The problem: Locate each line in the records containing "password". Copy it.
-- Start Data shown --
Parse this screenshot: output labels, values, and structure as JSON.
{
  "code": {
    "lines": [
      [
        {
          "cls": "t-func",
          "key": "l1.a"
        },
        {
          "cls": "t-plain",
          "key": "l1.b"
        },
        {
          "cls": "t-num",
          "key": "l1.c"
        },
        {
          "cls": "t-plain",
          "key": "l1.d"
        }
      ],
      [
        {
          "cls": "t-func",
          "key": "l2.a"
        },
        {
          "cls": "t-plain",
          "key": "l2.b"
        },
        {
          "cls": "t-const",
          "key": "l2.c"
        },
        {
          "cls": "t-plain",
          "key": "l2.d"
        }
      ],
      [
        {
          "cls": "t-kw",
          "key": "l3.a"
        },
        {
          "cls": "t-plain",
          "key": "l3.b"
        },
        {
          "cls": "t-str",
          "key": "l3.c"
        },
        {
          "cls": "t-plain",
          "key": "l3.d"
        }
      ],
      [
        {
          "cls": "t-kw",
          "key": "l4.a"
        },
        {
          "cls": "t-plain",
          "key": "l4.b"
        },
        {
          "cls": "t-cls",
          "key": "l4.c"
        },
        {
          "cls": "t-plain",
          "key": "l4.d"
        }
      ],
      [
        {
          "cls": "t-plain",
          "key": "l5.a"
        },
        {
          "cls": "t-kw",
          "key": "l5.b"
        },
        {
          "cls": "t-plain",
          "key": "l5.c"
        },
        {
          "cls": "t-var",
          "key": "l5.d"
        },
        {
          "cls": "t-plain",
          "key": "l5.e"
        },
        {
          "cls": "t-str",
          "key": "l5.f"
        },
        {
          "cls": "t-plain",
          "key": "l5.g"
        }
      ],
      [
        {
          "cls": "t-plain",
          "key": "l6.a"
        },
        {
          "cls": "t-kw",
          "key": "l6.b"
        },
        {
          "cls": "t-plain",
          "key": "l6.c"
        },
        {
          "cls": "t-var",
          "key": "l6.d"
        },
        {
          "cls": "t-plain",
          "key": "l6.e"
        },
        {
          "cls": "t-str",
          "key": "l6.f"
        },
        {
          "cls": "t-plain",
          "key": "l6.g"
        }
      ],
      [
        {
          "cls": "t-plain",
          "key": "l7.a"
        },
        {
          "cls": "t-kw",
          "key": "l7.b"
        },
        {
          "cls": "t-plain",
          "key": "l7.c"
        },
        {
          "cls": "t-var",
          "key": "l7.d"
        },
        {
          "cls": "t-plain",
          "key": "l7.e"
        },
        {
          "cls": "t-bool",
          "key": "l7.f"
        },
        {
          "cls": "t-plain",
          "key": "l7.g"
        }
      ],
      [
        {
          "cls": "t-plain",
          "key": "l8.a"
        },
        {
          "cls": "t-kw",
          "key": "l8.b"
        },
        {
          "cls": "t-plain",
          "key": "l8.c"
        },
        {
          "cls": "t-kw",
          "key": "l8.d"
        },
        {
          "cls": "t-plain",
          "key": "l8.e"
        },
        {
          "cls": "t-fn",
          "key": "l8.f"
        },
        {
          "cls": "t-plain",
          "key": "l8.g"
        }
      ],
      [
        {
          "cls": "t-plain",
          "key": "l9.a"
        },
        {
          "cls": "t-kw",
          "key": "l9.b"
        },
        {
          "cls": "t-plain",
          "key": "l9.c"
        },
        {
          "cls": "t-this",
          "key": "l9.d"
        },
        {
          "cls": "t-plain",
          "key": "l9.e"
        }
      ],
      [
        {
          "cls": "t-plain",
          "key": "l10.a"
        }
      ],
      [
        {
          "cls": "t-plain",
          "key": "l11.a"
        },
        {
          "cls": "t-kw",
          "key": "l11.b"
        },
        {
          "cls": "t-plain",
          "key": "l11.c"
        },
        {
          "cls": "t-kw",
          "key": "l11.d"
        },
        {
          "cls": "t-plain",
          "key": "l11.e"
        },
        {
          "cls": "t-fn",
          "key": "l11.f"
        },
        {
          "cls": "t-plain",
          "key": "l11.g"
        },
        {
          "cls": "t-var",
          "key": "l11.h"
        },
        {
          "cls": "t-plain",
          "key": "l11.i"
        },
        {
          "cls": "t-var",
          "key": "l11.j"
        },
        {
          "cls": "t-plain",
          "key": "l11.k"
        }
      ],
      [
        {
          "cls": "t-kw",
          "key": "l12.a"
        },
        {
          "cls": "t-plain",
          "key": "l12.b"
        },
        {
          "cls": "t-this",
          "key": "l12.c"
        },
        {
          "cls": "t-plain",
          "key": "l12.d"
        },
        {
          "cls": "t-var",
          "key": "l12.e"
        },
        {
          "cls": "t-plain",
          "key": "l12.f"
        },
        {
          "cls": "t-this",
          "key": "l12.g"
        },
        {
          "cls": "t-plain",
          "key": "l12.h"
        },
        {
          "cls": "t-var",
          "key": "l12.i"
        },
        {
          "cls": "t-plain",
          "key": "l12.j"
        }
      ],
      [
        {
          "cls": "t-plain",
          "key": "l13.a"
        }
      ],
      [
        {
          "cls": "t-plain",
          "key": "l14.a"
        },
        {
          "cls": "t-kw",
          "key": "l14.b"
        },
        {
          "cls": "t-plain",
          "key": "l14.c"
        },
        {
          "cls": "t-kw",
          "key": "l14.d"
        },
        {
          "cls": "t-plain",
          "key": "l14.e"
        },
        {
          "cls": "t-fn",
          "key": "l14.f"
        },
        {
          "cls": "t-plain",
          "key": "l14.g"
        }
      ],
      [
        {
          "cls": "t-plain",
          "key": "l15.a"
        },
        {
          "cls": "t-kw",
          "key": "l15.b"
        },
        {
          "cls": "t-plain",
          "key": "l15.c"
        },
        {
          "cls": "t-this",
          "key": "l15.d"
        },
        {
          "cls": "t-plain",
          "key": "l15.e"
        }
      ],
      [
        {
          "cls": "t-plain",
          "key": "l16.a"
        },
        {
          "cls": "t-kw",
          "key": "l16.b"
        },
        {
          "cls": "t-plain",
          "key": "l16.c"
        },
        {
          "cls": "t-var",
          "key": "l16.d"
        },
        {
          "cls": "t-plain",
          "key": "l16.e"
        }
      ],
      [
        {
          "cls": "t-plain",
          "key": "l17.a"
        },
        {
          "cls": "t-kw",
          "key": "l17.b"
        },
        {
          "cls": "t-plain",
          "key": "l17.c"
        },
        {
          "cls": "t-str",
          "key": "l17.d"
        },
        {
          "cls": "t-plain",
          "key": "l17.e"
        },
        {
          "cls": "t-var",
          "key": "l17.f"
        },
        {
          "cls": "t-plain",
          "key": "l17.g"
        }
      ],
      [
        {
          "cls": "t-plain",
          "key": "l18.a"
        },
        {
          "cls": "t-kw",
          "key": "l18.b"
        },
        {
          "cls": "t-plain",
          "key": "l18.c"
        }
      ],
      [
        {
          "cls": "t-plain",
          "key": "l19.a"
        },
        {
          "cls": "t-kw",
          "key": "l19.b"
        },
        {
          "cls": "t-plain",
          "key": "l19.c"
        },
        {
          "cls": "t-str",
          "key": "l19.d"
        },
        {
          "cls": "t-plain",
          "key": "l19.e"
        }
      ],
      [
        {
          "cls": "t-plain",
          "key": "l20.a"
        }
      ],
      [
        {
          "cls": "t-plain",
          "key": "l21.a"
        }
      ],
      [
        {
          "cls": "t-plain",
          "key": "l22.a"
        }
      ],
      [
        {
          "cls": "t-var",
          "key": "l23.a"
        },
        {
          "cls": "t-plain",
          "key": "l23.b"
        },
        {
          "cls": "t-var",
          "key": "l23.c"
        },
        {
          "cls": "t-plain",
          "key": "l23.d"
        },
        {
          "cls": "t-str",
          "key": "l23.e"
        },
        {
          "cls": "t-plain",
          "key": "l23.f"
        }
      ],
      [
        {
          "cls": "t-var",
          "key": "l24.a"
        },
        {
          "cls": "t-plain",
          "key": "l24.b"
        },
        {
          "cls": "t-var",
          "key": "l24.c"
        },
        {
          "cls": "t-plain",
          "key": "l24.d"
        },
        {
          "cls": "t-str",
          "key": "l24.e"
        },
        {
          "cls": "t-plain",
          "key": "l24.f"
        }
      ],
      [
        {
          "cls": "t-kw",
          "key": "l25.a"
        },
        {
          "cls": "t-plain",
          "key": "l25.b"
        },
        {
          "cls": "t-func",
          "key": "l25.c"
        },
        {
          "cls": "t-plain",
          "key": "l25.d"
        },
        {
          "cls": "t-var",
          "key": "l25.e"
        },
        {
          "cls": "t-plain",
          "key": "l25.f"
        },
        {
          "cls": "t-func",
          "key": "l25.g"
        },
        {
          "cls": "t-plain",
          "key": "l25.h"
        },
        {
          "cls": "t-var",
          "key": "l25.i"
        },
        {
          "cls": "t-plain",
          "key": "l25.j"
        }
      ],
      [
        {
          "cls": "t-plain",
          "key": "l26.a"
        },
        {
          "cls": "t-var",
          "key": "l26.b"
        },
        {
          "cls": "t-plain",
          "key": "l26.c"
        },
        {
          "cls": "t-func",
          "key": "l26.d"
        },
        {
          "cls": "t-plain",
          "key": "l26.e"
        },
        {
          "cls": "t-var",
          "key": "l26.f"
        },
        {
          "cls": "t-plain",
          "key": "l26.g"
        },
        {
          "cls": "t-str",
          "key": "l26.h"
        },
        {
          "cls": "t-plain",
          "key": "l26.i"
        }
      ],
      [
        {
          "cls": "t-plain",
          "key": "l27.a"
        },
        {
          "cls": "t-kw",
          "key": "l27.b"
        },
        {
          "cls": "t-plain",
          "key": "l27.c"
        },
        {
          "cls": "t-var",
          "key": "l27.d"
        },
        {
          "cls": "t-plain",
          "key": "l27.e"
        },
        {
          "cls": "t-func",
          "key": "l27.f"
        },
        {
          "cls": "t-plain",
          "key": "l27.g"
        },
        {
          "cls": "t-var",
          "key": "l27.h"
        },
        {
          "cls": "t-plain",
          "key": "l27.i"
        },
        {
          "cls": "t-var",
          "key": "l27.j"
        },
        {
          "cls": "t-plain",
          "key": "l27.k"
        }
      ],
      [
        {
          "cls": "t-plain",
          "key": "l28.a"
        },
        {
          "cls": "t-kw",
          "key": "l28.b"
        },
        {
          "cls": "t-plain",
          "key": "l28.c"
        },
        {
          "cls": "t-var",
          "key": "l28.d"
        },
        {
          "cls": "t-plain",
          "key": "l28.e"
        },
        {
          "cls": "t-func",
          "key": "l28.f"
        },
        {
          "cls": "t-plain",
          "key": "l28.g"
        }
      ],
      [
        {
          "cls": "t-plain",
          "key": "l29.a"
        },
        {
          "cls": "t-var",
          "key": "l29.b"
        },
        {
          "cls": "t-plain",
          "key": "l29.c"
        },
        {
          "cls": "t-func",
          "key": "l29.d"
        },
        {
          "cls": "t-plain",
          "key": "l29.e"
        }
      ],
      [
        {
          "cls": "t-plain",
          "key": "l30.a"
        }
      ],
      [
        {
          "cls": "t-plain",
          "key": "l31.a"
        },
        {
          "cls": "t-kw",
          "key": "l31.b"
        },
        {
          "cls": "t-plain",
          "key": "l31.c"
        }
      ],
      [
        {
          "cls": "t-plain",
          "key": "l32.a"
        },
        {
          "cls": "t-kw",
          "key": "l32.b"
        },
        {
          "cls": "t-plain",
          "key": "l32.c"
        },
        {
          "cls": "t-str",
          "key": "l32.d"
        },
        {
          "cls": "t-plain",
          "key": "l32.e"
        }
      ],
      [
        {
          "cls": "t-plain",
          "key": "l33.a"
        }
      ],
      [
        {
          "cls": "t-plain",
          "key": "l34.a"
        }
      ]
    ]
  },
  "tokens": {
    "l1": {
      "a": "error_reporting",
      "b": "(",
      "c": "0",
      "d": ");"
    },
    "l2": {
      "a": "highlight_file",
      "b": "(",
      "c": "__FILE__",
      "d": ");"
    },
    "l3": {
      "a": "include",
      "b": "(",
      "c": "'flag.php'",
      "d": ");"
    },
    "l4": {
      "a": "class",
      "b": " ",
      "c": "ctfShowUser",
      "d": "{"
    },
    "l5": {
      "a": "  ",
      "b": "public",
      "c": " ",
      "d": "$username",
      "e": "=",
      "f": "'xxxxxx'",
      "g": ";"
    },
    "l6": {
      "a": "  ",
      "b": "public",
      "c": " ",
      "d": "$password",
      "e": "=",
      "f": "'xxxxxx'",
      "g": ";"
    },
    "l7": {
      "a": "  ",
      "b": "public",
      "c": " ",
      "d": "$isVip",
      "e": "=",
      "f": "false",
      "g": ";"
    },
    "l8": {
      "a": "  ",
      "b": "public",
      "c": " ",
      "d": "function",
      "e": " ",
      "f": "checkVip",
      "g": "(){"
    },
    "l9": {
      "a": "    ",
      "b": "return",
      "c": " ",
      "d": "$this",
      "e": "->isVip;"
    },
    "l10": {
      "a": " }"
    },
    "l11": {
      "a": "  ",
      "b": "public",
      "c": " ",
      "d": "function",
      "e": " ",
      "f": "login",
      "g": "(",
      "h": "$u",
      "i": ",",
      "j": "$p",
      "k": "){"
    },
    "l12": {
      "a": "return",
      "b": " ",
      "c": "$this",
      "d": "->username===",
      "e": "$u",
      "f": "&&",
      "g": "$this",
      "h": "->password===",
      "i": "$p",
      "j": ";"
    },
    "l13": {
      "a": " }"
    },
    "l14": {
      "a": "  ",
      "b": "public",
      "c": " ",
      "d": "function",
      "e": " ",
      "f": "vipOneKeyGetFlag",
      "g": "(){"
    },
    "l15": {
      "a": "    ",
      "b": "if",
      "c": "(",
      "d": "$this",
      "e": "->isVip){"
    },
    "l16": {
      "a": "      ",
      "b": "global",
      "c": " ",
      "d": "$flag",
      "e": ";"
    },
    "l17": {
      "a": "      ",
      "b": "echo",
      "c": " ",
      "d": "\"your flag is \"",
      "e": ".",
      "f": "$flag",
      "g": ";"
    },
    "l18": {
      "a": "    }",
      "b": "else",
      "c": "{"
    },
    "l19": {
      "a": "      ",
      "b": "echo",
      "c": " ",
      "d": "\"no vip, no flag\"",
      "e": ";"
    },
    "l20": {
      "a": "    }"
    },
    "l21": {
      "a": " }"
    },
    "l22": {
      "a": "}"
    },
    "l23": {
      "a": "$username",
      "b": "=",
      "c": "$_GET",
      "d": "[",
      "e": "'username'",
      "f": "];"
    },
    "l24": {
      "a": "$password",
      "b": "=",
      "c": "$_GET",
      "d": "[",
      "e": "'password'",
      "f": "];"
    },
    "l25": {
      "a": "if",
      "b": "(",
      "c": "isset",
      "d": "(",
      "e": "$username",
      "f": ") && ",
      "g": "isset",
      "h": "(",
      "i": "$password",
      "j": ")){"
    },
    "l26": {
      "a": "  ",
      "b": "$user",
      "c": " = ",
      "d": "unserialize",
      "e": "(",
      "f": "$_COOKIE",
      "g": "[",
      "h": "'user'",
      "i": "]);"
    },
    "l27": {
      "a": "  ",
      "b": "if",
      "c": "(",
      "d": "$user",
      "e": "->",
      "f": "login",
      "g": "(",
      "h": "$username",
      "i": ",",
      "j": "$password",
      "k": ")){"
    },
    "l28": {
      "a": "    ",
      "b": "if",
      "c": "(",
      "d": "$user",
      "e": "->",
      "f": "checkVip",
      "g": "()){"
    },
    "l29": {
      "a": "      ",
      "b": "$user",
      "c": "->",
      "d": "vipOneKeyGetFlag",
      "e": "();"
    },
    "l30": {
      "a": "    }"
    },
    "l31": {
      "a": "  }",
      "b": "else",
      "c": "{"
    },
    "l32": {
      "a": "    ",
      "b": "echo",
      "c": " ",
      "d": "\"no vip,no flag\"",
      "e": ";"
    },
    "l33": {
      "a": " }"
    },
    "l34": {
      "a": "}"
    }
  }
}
-- End Data shown --
Result:
      "d": "$password",
      "h": "->password===",
      "a": "$password",
      "e": "'password'",
      "i": "$password",
      "j": "$password",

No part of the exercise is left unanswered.